▶ [YOUR TASK]:
All of the data below must be repeated exactly.

── GIVEN DATA

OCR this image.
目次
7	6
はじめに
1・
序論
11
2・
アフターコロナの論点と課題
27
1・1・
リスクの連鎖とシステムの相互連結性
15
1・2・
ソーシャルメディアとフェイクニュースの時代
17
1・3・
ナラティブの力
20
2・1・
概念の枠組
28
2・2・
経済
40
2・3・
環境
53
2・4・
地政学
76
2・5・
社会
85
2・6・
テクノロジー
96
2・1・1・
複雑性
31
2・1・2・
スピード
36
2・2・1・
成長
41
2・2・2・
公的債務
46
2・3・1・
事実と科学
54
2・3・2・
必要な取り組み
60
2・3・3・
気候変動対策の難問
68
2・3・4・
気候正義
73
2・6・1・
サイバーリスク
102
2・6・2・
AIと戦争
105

────

▶ [EXERCISE ANSWER]:
OCR this image.
目次
7	6
はじめに
1・
序論
11
2・
アフターコロナの論点と課題
27
1・1・
リスクの連鎖とシステムの相互連結性
15
1・2・
ソーシャルメディアとフェイクニュースの時代
17
1・3・
ナラティブの力
20
2・1・
概念の枠組
28
2・2・
経済
40
2・3・
環境
53
2・4・
地政学
76
2・5・
社会
85
2・6・
テクノロジー
96
2・1・1・
複雑性
31
2・1・2・
スピード
36
2・2・1・
成長
41
2・2・2・
公的債務
46
2・3・1・
事実と科学
54
2・3・2・
必要な取り組み
60
2・3・3・
気候変動対策の難問
68
2・3・4・
気候正義
73
2・6・1・
サイバーリスク
102
2・6・2・
AIと戦争
105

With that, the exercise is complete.